> _Directive_: Without altering anything, repeat each of the records.

>> BEGIN Records for the task

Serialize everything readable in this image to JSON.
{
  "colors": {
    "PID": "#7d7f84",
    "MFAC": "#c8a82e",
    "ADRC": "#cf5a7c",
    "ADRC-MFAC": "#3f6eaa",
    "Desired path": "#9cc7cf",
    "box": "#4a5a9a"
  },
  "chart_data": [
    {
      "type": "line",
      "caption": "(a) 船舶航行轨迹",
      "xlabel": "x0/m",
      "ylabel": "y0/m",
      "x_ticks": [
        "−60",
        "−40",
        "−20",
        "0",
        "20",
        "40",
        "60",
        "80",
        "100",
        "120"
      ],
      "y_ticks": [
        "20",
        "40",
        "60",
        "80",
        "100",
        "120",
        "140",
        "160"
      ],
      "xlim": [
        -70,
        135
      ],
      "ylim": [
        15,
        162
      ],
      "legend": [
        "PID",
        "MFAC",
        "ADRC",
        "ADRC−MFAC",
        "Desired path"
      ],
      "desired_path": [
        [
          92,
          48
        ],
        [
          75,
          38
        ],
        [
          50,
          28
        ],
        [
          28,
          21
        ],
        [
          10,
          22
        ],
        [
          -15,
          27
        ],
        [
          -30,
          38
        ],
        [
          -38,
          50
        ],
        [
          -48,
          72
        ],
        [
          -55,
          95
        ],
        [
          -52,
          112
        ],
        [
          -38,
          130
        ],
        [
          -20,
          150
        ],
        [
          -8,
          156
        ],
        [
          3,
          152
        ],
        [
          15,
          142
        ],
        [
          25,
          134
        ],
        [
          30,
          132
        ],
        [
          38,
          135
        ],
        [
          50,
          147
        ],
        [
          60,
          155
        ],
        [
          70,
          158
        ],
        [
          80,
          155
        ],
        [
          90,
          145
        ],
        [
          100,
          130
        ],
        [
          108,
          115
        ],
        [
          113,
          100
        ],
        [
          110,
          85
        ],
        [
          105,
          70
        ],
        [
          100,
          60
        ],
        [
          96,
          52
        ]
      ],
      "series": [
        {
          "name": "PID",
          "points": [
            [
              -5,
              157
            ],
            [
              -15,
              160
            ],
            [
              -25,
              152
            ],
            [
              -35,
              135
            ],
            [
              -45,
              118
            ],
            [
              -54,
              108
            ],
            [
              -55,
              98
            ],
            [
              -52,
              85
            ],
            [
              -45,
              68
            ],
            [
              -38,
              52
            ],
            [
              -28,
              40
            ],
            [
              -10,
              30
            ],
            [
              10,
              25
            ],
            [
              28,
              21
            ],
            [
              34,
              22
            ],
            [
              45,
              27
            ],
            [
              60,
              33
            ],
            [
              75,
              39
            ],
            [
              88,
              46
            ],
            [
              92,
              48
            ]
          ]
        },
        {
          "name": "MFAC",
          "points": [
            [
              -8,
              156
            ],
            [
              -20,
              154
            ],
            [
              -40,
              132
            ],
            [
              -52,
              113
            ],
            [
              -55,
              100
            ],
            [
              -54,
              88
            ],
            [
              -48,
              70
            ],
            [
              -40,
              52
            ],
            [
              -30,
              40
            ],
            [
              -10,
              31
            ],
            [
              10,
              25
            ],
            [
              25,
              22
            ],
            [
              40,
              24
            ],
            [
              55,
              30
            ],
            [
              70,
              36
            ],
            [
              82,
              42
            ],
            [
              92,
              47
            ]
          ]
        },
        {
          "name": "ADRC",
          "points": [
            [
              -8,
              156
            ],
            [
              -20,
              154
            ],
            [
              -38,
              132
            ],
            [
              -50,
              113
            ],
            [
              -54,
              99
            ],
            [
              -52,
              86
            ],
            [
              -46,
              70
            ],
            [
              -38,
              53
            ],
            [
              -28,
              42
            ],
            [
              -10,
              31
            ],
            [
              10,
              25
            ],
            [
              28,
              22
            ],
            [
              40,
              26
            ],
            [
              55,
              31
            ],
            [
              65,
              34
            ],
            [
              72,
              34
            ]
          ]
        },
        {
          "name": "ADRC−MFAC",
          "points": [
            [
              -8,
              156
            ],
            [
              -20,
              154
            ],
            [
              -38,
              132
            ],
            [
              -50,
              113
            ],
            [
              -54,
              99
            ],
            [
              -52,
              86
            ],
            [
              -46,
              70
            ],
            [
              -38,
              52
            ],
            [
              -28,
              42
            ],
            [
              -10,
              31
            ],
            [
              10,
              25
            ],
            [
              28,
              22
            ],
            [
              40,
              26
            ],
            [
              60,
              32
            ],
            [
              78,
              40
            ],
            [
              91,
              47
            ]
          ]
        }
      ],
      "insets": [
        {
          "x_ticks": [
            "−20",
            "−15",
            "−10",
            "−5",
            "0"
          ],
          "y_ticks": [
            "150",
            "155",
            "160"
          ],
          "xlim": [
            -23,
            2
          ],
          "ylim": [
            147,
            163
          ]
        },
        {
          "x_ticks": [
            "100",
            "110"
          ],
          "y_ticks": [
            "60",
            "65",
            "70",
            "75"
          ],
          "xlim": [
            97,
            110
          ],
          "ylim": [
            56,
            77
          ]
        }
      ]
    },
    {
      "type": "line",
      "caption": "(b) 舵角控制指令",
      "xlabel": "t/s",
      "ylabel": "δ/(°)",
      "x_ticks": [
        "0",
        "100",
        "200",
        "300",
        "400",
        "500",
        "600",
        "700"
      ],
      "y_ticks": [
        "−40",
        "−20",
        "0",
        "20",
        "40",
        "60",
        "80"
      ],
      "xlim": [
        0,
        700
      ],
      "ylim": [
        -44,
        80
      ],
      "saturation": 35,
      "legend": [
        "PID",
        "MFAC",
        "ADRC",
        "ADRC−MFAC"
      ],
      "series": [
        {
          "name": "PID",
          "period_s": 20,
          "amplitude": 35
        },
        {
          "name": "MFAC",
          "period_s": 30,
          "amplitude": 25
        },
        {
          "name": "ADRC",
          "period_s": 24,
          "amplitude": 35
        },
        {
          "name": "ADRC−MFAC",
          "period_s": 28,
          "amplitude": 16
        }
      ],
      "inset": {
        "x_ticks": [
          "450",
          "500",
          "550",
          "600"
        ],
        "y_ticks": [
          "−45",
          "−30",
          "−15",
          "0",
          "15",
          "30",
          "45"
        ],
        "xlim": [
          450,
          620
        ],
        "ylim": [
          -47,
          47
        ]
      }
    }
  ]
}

>> END Records for the task

> _Written solution_:
Serialize everything readable in this image to JSON.
{
  "colors": {
    "PID": "#7d7f84",
    "MFAC": "#c8a82e",
    "ADRC": "#cf5a7c",
    "ADRC-MFAC": "#3f6eaa",
    "Desired path": "#9cc7cf",
    "box": "#4a5a9a"
  },
  "chart_data": [
    {
      "type": "line",
      "caption": "(a) 船舶航行轨迹",
      "xlabel": "x0/m",
      "ylabel": "y0/m",
      "x_ticks": [
        "−60",
        "−40",
        "−20",
        "0",
        "20",
        "40",
        "60",
        "80",
        "100",
        "120"
      ],
      "y_ticks": [
        "20",
        "40",
        "60",
        "80",
        "100",
        "120",
        "140",
        "160"
      ],
      "xlim": [
        -70,
        135
      ],
      "ylim": [
        15,
        162
      ],
      "legend": [
        "PID",
        "MFAC",
        "ADRC",
        "ADRC−MFAC",
        "Desired path"
      ],
      "desired_path": [
        [
          92,
          48
        ],
        [
          75,
          38
        ],
        [
          50,
          28
        ],
        [
          28,
          21
        ],
        [
          10,
          22
        ],
        [
          -15,
          27
        ],
        [
          -30,
          38
        ],
        [
          -38,
          50
        ],
        [
          -48,
          72
        ],
        [
          -55,
          95
        ],
        [
          -52,
          112
        ],
        [
          -38,
          130
        ],
        [
          -20,
          150
        ],
        [
          -8,
          156
        ],
        [
          3,
          152
        ],
        [
          15,
          142
        ],
        [
          25,
          134
        ],
        [
          30,
          132
        ],
        [
          38,
          135
        ],
        [
          50,
          147
        ],
        [
          60,
          155
        ],
        [
          70,
          158
        ],
        [
          80,
          155
        ],
        [
          90,
          145
        ],
        [
          100,
          130
        ],
        [
          108,
          115
        ],
        [
          113,
          100
        ],
        [
          110,
          85
        ],
        [
          105,
          70
        ],
        [
          100,
          60
        ],
        [
          96,
          52
        ]
      ],
      "series": [
        {
          "name": "PID",
          "points": [
            [
              -5,
              157
            ],
            [
              -15,
              160
            ],
            [
              -25,
              152
            ],
            [
              -35,
              135
            ],
            [
              -45,
              118
            ],
            [
              -54,
              108
            ],
            [
              -55,
              98
            ],
            [
              -52,
              85
            ],
            [
              -45,
              68
            ],
            [
              -38,
              52
            ],
            [
              -28,
              40
            ],
            [
              -10,
              30
            ],
            [
              10,
              25
            ],
            [
              28,
              21
            ],
            [
              34,
              22
            ],
            [
              45,
              27
            ],
            [
              60,
              33
            ],
            [
              75,
              39
            ],
            [
              88,
              46
            ],
            [
              92,
              48
            ]
          ]
        },
        {
          "name": "MFAC",
          "points": [
            [
              -8,
              156
            ],
            [
              -20,
              154
            ],
            [
              -40,
              132
            ],
            [
              -52,
              113
            ],
            [
              -55,
              100
            ],
            [
              -54,
              88
            ],
            [
              -48,
              70
            ],
            [
              -40,
              52
            ],
            [
              -30,
              40
            ],
            [
              -10,
              31
            ],
            [
              10,
              25
            ],
            [
              25,
              22
            ],
            [
              40,
              24
            ],
            [
              55,
              30
            ],
            [
              70,
              36
            ],
            [
              82,
              42
            ],
            [
              92,
              47
            ]
          ]
        },
        {
          "name": "ADRC",
          "points": [
            [
              -8,
              156
            ],
            [
              -20,
              154
            ],
            [
              -38,
              132
            ],
            [
              -50,
              113
            ],
            [
              -54,
              99
            ],
            [
              -52,
              86
            ],
            [
              -46,
              70
            ],
            [
              -38,
              53
            ],
            [
              -28,
              42
            ],
            [
              -10,
              31
            ],
            [
              10,
              25
            ],
            [
              28,
              22
            ],
            [
              40,
              26
            ],
            [
              55,
              31
            ],
            [
              65,
              34
            ],
            [
              72,
              34
            ]
          ]
        },
        {
          "name": "ADRC−MFAC",
          "points": [
            [
              -8,
              156
            ],
            [
              -20,
              154
            ],
            [
              -38,
              132
            ],
            [
              -50,
              113
            ],
            [
              -54,
              99
            ],
            [
              -52,
              86
            ],
            [
              -46,
              70
            ],
            [
              -38,
              52
            ],
            [
              -28,
              42
            ],
            [
              -10,
              31
            ],
            [
              10,
              25
            ],
            [
              28,
              22
            ],
            [
              40,
              26
            ],
            [
              60,
              32
            ],
            [
              78,
              40
            ],
            [
              91,
              47
            ]
          ]
        }
      ],
      "insets": [
        {
          "x_ticks": [
            "−20",
            "−15",
            "−10",
            "−5",
            "0"
          ],
          "y_ticks": [
            "150",
            "155",
            "160"
          ],
          "xlim": [
            -23,
            2
          ],
          "ylim": [
            147,
            163
          ]
        },
        {
          "x_ticks": [
            "100",
            "110"
          ],
          "y_ticks": [
            "60",
            "65",
            "70",
            "75"
          ],
          "xlim": [
            97,
            110
          ],
          "ylim": [
            56,
            77
          ]
        }
      ]
    },
    {
      "type": "line",
      "caption": "(b) 舵角控制指令",
      "xlabel": "t/s",
      "ylabel": "δ/(°)",
      "x_ticks": [
        "0",
        "100",
        "200",
        "300",
        "400",
        "500",
        "600",
        "700"
      ],
      "y_ticks": [
        "−40",
        "−20",
        "0",
        "20",
        "40",
        "60",
        "80"
      ],
      "xlim": [
        0,
        700
      ],
      "ylim": [
        -44,
        80
      ],
      "saturation": 35,
      "legend": [
        "PID",
        "MFAC",
        "ADRC",
        "ADRC−MFAC"
      ],
      "series": [
        {
          "name": "PID",
          "period_s": 20,
          "amplitude": 35
        },
        {
          "name": "MFAC",
          "period_s": 30,
          "amplitude": 25
        },
        {
          "name": "ADRC",
          "period_s": 24,
          "amplitude": 35
        },
        {
          "name": "ADRC−MFAC",
          "period_s": 28,
          "amplitude": 16
        }
      ],
      "inset": {
        "x_ticks": [
          "450",
          "500",
          "550",
          "600"
        ],
        "y_ticks": [
          "−45",
          "−30",
          "−15",
          "0",
          "15",
          "30",
          "45"
        ],
        "xlim": [
          450,
          620
        ],
        "ylim": [
          -47,
          47
        ]
      }
    }
  ]
}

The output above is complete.